# Extracted material
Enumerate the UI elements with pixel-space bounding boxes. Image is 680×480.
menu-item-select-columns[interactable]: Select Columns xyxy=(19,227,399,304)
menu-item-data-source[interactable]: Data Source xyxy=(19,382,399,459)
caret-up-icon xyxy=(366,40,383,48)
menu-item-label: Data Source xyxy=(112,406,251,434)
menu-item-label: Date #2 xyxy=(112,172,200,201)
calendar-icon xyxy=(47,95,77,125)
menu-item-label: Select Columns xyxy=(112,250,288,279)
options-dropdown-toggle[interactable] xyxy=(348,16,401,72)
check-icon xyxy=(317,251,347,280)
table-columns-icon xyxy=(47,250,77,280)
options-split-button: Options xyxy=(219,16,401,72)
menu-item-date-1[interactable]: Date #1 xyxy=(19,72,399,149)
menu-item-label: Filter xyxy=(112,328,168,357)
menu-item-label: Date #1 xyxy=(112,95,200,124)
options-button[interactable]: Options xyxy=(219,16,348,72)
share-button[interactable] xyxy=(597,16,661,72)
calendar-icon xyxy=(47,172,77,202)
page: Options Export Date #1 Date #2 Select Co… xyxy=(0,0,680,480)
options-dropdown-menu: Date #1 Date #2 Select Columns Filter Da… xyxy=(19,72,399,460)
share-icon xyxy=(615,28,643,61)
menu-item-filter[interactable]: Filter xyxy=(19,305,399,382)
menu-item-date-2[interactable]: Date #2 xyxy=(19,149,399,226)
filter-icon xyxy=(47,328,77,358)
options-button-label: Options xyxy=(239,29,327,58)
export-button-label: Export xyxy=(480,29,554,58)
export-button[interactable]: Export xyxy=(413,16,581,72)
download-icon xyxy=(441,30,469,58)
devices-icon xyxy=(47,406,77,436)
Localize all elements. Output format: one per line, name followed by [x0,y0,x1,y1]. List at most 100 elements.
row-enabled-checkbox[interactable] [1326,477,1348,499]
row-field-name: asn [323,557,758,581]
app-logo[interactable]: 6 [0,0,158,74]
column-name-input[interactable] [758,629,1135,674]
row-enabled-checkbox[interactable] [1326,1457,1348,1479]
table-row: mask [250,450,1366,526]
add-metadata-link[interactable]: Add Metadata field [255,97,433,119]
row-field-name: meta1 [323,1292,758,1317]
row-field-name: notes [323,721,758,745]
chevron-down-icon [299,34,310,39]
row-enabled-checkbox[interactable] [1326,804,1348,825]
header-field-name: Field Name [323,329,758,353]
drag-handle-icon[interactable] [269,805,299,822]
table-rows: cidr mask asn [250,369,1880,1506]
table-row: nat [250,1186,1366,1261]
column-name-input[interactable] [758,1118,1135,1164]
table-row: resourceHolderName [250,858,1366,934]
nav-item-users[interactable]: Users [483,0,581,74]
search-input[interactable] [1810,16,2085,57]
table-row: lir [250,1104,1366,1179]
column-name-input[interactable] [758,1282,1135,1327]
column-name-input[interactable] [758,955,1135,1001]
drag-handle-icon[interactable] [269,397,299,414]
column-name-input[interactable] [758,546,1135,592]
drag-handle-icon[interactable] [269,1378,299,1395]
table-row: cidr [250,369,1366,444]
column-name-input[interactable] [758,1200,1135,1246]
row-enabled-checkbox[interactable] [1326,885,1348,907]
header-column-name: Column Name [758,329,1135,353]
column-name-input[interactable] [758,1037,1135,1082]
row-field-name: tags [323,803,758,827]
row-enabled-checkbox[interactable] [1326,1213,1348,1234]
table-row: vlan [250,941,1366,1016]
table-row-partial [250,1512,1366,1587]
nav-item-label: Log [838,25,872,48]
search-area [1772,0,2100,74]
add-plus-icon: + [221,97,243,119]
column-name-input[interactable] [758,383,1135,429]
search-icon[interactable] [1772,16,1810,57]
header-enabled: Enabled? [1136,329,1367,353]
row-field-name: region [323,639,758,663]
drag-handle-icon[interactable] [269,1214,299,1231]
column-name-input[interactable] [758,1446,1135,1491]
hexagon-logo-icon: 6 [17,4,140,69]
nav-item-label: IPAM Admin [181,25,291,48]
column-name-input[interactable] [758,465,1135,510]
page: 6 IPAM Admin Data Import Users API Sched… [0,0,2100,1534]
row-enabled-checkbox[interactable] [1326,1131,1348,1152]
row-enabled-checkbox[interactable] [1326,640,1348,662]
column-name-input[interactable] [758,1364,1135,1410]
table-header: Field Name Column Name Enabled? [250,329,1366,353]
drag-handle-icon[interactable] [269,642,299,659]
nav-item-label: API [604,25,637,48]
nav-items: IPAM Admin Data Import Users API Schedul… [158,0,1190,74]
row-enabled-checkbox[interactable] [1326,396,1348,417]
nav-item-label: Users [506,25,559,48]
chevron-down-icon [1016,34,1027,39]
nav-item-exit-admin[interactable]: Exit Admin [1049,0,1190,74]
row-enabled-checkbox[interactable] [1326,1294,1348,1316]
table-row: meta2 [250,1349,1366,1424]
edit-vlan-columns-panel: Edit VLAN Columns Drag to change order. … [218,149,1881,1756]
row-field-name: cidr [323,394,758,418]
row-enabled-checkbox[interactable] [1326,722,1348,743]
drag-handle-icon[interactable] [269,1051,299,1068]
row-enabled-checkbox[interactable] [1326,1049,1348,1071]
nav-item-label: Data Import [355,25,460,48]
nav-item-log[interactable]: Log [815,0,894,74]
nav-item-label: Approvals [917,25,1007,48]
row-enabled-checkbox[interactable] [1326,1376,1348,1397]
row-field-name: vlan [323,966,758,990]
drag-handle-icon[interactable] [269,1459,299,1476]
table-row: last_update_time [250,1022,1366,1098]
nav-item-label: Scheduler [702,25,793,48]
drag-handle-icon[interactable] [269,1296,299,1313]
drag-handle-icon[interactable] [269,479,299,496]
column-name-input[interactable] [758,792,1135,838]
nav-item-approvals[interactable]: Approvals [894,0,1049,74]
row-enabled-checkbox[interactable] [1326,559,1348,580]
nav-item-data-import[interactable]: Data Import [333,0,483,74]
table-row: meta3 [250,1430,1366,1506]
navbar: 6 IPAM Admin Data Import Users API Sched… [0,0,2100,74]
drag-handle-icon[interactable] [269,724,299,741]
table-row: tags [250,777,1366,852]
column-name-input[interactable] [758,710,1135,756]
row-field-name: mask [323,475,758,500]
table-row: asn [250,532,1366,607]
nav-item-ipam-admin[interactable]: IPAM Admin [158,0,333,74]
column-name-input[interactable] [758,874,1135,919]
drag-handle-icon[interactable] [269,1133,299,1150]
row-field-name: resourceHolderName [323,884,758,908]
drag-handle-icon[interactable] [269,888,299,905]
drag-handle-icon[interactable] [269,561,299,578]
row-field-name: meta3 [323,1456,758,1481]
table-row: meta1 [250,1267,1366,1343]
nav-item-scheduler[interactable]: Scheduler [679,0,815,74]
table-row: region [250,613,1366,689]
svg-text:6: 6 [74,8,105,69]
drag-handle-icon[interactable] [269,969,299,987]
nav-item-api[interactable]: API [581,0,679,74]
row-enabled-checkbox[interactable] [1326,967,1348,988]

# What is being asked
Reproduce every line of the records above verbatim and in their original order.

# Solution
Enumerate the UI elements with pixel-space bounding boxes. Image is 680×480.
menu-item-select-columns[interactable]: Select Columns xyxy=(19,227,399,304)
menu-item-data-source[interactable]: Data Source xyxy=(19,382,399,459)
caret-up-icon xyxy=(366,40,383,48)
menu-item-label: Data Source xyxy=(112,406,251,434)
menu-item-label: Date #2 xyxy=(112,172,200,201)
calendar-icon xyxy=(47,95,77,125)
menu-item-label: Select Columns xyxy=(112,250,288,279)
options-dropdown-toggle[interactable] xyxy=(348,16,401,72)
check-icon xyxy=(317,251,347,280)
table-columns-icon xyxy=(47,250,77,280)
options-split-button: Options xyxy=(219,16,401,72)
menu-item-date-1[interactable]: Date #1 xyxy=(19,72,399,149)
menu-item-label: Filter xyxy=(112,328,168,357)
menu-item-label: Date #1 xyxy=(112,95,200,124)
options-button[interactable]: Options xyxy=(219,16,348,72)
share-button[interactable] xyxy=(597,16,661,72)
calendar-icon xyxy=(47,172,77,202)
page: Options Export Date #1 Date #2 Select Co… xyxy=(0,0,680,480)
options-dropdown-menu: Date #1 Date #2 Select Columns Filter Da… xyxy=(19,72,399,460)
share-icon xyxy=(615,28,643,61)
menu-item-filter[interactable]: Filter xyxy=(19,305,399,382)
menu-item-date-2[interactable]: Date #2 xyxy=(19,149,399,226)
filter-icon xyxy=(47,328,77,358)
options-button-label: Options xyxy=(239,29,327,58)
export-button-label: Export xyxy=(480,29,554,58)
export-button[interactable]: Export xyxy=(413,16,581,72)
download-icon xyxy=(441,30,469,58)
devices-icon xyxy=(47,406,77,436)
Localize all elements. Output format: one per line, name followed by [x0,y0,x1,y1]. List at most 100 elements.
row-enabled-checkbox[interactable] [1326,477,1348,499]
row-field-name: asn [323,557,758,581]
app-logo[interactable]: 6 [0,0,158,74]
column-name-input[interactable] [758,629,1135,674]
row-enabled-checkbox[interactable] [1326,1457,1348,1479]
table-row: mask [250,450,1366,526]
add-metadata-link[interactable]: Add Metadata field [255,97,433,119]
row-field-name: meta1 [323,1292,758,1317]
row-field-name: notes [323,721,758,745]
chevron-down-icon [299,34,310,39]
row-enabled-checkbox[interactable] [1326,804,1348,825]
header-field-name: Field Name [323,329,758,353]
drag-handle-icon[interactable] [269,805,299,822]
table-rows: cidr mask asn [250,369,1880,1506]
table-row: nat [250,1186,1366,1261]
column-name-input[interactable] [758,1118,1135,1164]
table-row: resourceHolderName [250,858,1366,934]
nav-item-users[interactable]: Users [483,0,581,74]
search-input[interactable] [1810,16,2085,57]
table-row: lir [250,1104,1366,1179]
column-name-input[interactable] [758,1282,1135,1327]
column-name-input[interactable] [758,955,1135,1001]
drag-handle-icon[interactable] [269,397,299,414]
column-name-input[interactable] [758,546,1135,592]
drag-handle-icon[interactable] [269,1378,299,1395]
table-row: cidr [250,369,1366,444]
column-name-input[interactable] [758,1200,1135,1246]
row-enabled-checkbox[interactable] [1326,885,1348,907]
header-column-name: Column Name [758,329,1135,353]
column-name-input[interactable] [758,1037,1135,1082]
row-field-name: tags [323,803,758,827]
row-enabled-checkbox[interactable] [1326,1213,1348,1234]
table-row: vlan [250,941,1366,1016]
table-row-partial [250,1512,1366,1587]
nav-item-label: Log [838,25,872,48]
search-area [1772,0,2100,74]
add-plus-icon: + [221,97,243,119]
column-name-input[interactable] [758,383,1135,429]
search-icon[interactable] [1772,16,1810,57]
header-enabled: Enabled? [1136,329,1367,353]
row-field-name: region [323,639,758,663]
drag-handle-icon[interactable] [269,1214,299,1231]
column-name-input[interactable] [758,1446,1135,1491]
hexagon-logo-icon: 6 [17,4,140,69]
nav-item-label: IPAM Admin [181,25,291,48]
column-name-input[interactable] [758,465,1135,510]
page: 6 IPAM Admin Data Import Users API Sched… [0,0,2100,1534]
row-enabled-checkbox[interactable] [1326,1131,1348,1152]
row-enabled-checkbox[interactable] [1326,640,1348,662]
column-name-input[interactable] [758,1364,1135,1410]
table-header: Field Name Column Name Enabled? [250,329,1366,353]
drag-handle-icon[interactable] [269,642,299,659]
nav-item-label: API [604,25,637,48]
nav-items: IPAM Admin Data Import Users API Schedul… [158,0,1190,74]
row-enabled-checkbox[interactable] [1326,396,1348,417]
nav-item-label: Users [506,25,559,48]
chevron-down-icon [1016,34,1027,39]
nav-item-exit-admin[interactable]: Exit Admin [1049,0,1190,74]
row-enabled-checkbox[interactable] [1326,1294,1348,1316]
table-row: meta2 [250,1349,1366,1424]
edit-vlan-columns-panel: Edit VLAN Columns Drag to change order. … [218,149,1881,1756]
row-field-name: cidr [323,394,758,418]
row-enabled-checkbox[interactable] [1326,722,1348,743]
drag-handle-icon[interactable] [269,1051,299,1068]
row-enabled-checkbox[interactable] [1326,1049,1348,1071]
nav-item-label: Data Import [355,25,460,48]
nav-item-log[interactable]: Log [815,0,894,74]
nav-item-label: Approvals [917,25,1007,48]
row-enabled-checkbox[interactable] [1326,1376,1348,1397]
row-field-name: vlan [323,966,758,990]
drag-handle-icon[interactable] [269,1459,299,1476]
table-row: last_update_time [250,1022,1366,1098]
nav-item-label: Scheduler [702,25,793,48]
drag-handle-icon[interactable] [269,1296,299,1313]
drag-handle-icon[interactable] [269,479,299,496]
column-name-input[interactable] [758,792,1135,838]
nav-item-approvals[interactable]: Approvals [894,0,1049,74]
row-enabled-checkbox[interactable] [1326,559,1348,580]
nav-item-data-import[interactable]: Data Import [333,0,483,74]
table-row: meta3 [250,1430,1366,1506]
navbar: 6 IPAM Admin Data Import Users API Sched… [0,0,2100,74]
drag-handle-icon[interactable] [269,724,299,741]
table-row: tags [250,777,1366,852]
column-name-input[interactable] [758,710,1135,756]
row-field-name: mask [323,475,758,500]
table-row: asn [250,532,1366,607]
nav-item-ipam-admin[interactable]: IPAM Admin [158,0,333,74]
column-name-input[interactable] [758,874,1135,919]
drag-handle-icon[interactable] [269,1133,299,1150]
row-field-name: resourceHolderName [323,884,758,908]
drag-handle-icon[interactable] [269,888,299,905]
drag-handle-icon[interactable] [269,561,299,578]
row-field-name: meta3 [323,1456,758,1481]
table-row: meta1 [250,1267,1366,1343]
nav-item-scheduler[interactable]: Scheduler [679,0,815,74]
table-row: region [250,613,1366,689]
svg-text:6: 6 [74,8,105,69]
drag-handle-icon[interactable] [269,969,299,987]
nav-item-api[interactable]: API [581,0,679,74]
row-enabled-checkbox[interactable] [1326,967,1348,988]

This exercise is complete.